What to do: Set all the material down again unchanged, without the pictures.

Extracts from a graphics dataset:

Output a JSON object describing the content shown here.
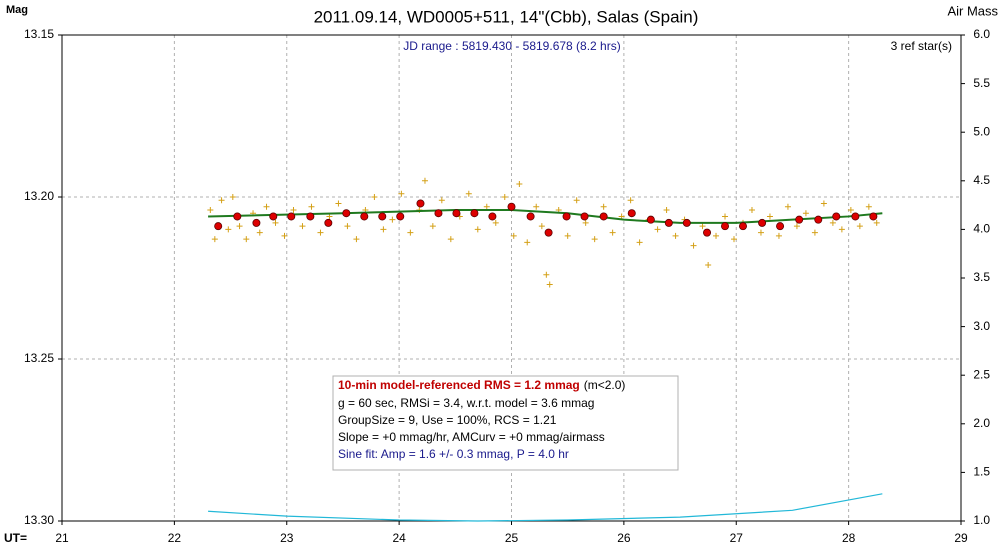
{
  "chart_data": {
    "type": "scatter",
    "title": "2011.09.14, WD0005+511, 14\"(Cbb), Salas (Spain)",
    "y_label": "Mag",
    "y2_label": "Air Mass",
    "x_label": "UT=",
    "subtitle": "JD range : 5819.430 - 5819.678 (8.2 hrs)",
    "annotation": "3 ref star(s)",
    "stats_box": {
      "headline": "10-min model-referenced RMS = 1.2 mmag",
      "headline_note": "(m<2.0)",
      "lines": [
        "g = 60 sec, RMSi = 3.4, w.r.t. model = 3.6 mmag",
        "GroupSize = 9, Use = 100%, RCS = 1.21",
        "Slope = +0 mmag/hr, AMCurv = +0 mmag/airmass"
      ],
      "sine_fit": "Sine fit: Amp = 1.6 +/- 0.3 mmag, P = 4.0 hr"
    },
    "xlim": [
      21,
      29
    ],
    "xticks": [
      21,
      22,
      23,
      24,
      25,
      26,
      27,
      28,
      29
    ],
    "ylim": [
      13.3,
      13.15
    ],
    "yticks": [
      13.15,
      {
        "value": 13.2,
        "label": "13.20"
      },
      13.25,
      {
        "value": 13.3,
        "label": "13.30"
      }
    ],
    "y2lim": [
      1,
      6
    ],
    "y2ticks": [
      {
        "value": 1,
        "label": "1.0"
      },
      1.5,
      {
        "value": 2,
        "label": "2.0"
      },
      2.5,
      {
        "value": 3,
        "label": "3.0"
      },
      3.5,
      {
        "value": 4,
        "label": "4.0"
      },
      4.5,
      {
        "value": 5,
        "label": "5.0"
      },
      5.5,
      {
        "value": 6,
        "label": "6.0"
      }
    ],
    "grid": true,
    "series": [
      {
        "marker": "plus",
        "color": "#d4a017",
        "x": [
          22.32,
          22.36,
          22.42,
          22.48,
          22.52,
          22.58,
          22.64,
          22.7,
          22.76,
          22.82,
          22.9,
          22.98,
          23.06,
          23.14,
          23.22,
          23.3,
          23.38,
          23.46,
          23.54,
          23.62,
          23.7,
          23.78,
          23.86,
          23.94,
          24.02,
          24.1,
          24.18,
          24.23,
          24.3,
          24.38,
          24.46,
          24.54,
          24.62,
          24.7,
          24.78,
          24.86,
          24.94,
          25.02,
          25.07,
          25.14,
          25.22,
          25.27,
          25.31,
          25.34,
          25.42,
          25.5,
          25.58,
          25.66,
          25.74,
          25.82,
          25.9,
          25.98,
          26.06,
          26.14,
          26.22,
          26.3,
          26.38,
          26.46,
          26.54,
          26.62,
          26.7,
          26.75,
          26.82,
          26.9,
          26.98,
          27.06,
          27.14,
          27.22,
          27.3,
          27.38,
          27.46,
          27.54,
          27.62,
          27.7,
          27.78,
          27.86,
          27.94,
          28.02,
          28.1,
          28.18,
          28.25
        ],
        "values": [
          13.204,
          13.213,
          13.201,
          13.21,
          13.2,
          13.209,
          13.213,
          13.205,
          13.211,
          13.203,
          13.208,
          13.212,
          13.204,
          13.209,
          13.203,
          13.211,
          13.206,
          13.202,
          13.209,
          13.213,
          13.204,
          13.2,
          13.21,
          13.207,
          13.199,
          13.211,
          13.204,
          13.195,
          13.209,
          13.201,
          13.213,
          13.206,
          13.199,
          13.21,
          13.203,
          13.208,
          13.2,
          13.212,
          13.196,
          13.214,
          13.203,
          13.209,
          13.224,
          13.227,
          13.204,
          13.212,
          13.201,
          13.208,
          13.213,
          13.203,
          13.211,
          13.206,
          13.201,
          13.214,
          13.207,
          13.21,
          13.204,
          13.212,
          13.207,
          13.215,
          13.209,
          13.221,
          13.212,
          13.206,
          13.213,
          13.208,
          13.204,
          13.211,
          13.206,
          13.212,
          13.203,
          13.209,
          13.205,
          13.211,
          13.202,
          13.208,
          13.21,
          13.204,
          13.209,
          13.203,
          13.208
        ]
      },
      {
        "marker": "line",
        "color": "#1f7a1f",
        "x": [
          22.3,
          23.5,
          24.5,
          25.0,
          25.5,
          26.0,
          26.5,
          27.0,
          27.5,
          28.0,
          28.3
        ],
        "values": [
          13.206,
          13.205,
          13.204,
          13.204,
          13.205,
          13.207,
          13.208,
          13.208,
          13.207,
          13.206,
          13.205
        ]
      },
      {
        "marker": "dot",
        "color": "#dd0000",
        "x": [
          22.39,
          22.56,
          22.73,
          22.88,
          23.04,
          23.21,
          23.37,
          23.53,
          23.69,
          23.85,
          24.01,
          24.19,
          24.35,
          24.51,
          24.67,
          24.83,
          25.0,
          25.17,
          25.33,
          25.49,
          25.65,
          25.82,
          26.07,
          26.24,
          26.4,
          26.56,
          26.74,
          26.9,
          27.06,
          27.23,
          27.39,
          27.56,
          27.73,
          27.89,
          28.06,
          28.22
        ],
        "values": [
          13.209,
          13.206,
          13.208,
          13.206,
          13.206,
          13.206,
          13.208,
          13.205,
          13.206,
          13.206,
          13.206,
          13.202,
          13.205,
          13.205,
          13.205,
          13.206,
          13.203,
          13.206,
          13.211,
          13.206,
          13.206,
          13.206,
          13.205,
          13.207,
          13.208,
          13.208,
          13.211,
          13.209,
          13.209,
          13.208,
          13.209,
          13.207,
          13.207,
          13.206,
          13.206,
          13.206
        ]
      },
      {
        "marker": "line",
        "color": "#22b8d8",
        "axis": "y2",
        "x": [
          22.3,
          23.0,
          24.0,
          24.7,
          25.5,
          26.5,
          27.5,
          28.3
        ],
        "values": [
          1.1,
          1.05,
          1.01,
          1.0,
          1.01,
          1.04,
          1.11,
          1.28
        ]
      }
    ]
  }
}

Expected answer:
Output a JSON object describing the content shown here.
{
  "chart_data": {
    "type": "scatter",
    "title": "2011.09.14, WD0005+511, 14\"(Cbb), Salas (Spain)",
    "y_label": "Mag",
    "y2_label": "Air Mass",
    "x_label": "UT=",
    "subtitle": "JD range : 5819.430 - 5819.678 (8.2 hrs)",
    "annotation": "3 ref star(s)",
    "stats_box": {
      "headline": "10-min model-referenced RMS = 1.2 mmag",
      "headline_note": "(m<2.0)",
      "lines": [
        "g = 60 sec, RMSi = 3.4, w.r.t. model = 3.6 mmag",
        "GroupSize = 9, Use = 100%, RCS = 1.21",
        "Slope = +0 mmag/hr, AMCurv = +0 mmag/airmass"
      ],
      "sine_fit": "Sine fit: Amp = 1.6 +/- 0.3 mmag, P = 4.0 hr"
    },
    "xlim": [
      21,
      29
    ],
    "xticks": [
      21,
      22,
      23,
      24,
      25,
      26,
      27,
      28,
      29
    ],
    "ylim": [
      13.3,
      13.15
    ],
    "yticks": [
      13.15,
      {
        "value": 13.2,
        "label": "13.20"
      },
      13.25,
      {
        "value": 13.3,
        "label": "13.30"
      }
    ],
    "y2lim": [
      1,
      6
    ],
    "y2ticks": [
      {
        "value": 1,
        "label": "1.0"
      },
      1.5,
      {
        "value": 2,
        "label": "2.0"
      },
      2.5,
      {
        "value": 3,
        "label": "3.0"
      },
      3.5,
      {
        "value": 4,
        "label": "4.0"
      },
      4.5,
      {
        "value": 5,
        "label": "5.0"
      },
      5.5,
      {
        "value": 6,
        "label": "6.0"
      }
    ],
    "grid": true,
    "series": [
      {
        "marker": "plus",
        "color": "#d4a017",
        "x": [
          22.32,
          22.36,
          22.42,
          22.48,
          22.52,
          22.58,
          22.64,
          22.7,
          22.76,
          22.82,
          22.9,
          22.98,
          23.06,
          23.14,
          23.22,
          23.3,
          23.38,
          23.46,
          23.54,
          23.62,
          23.7,
          23.78,
          23.86,
          23.94,
          24.02,
          24.1,
          24.18,
          24.23,
          24.3,
          24.38,
          24.46,
          24.54,
          24.62,
          24.7,
          24.78,
          24.86,
          24.94,
          25.02,
          25.07,
          25.14,
          25.22,
          25.27,
          25.31,
          25.34,
          25.42,
          25.5,
          25.58,
          25.66,
          25.74,
          25.82,
          25.9,
          25.98,
          26.06,
          26.14,
          26.22,
          26.3,
          26.38,
          26.46,
          26.54,
          26.62,
          26.7,
          26.75,
          26.82,
          26.9,
          26.98,
          27.06,
          27.14,
          27.22,
          27.3,
          27.38,
          27.46,
          27.54,
          27.62,
          27.7,
          27.78,
          27.86,
          27.94,
          28.02,
          28.1,
          28.18,
          28.25
        ],
        "values": [
          13.204,
          13.213,
          13.201,
          13.21,
          13.2,
          13.209,
          13.213,
          13.205,
          13.211,
          13.203,
          13.208,
          13.212,
          13.204,
          13.209,
          13.203,
          13.211,
          13.206,
          13.202,
          13.209,
          13.213,
          13.204,
          13.2,
          13.21,
          13.207,
          13.199,
          13.211,
          13.204,
          13.195,
          13.209,
          13.201,
          13.213,
          13.206,
          13.199,
          13.21,
          13.203,
          13.208,
          13.2,
          13.212,
          13.196,
          13.214,
          13.203,
          13.209,
          13.224,
          13.227,
          13.204,
          13.212,
          13.201,
          13.208,
          13.213,
          13.203,
          13.211,
          13.206,
          13.201,
          13.214,
          13.207,
          13.21,
          13.204,
          13.212,
          13.207,
          13.215,
          13.209,
          13.221,
          13.212,
          13.206,
          13.213,
          13.208,
          13.204,
          13.211,
          13.206,
          13.212,
          13.203,
          13.209,
          13.205,
          13.211,
          13.202,
          13.208,
          13.21,
          13.204,
          13.209,
          13.203,
          13.208
        ]
      },
      {
        "marker": "line",
        "color": "#1f7a1f",
        "x": [
          22.3,
          23.5,
          24.5,
          25.0,
          25.5,
          26.0,
          26.5,
          27.0,
          27.5,
          28.0,
          28.3
        ],
        "values": [
          13.206,
          13.205,
          13.204,
          13.204,
          13.205,
          13.207,
          13.208,
          13.208,
          13.207,
          13.206,
          13.205
        ]
      },
      {
        "marker": "dot",
        "color": "#dd0000",
        "x": [
          22.39,
          22.56,
          22.73,
          22.88,
          23.04,
          23.21,
          23.37,
          23.53,
          23.69,
          23.85,
          24.01,
          24.19,
          24.35,
          24.51,
          24.67,
          24.83,
          25.0,
          25.17,
          25.33,
          25.49,
          25.65,
          25.82,
          26.07,
          26.24,
          26.4,
          26.56,
          26.74,
          26.9,
          27.06,
          27.23,
          27.39,
          27.56,
          27.73,
          27.89,
          28.06,
          28.22
        ],
        "values": [
          13.209,
          13.206,
          13.208,
          13.206,
          13.206,
          13.206,
          13.208,
          13.205,
          13.206,
          13.206,
          13.206,
          13.202,
          13.205,
          13.205,
          13.205,
          13.206,
          13.203,
          13.206,
          13.211,
          13.206,
          13.206,
          13.206,
          13.205,
          13.207,
          13.208,
          13.208,
          13.211,
          13.209,
          13.209,
          13.208,
          13.209,
          13.207,
          13.207,
          13.206,
          13.206,
          13.206
        ]
      },
      {
        "marker": "line",
        "color": "#22b8d8",
        "axis": "y2",
        "x": [
          22.3,
          23.0,
          24.0,
          24.7,
          25.5,
          26.5,
          27.5,
          28.3
        ],
        "values": [
          1.1,
          1.05,
          1.01,
          1.0,
          1.01,
          1.04,
          1.11,
          1.28
        ]
      }
    ]
  }
}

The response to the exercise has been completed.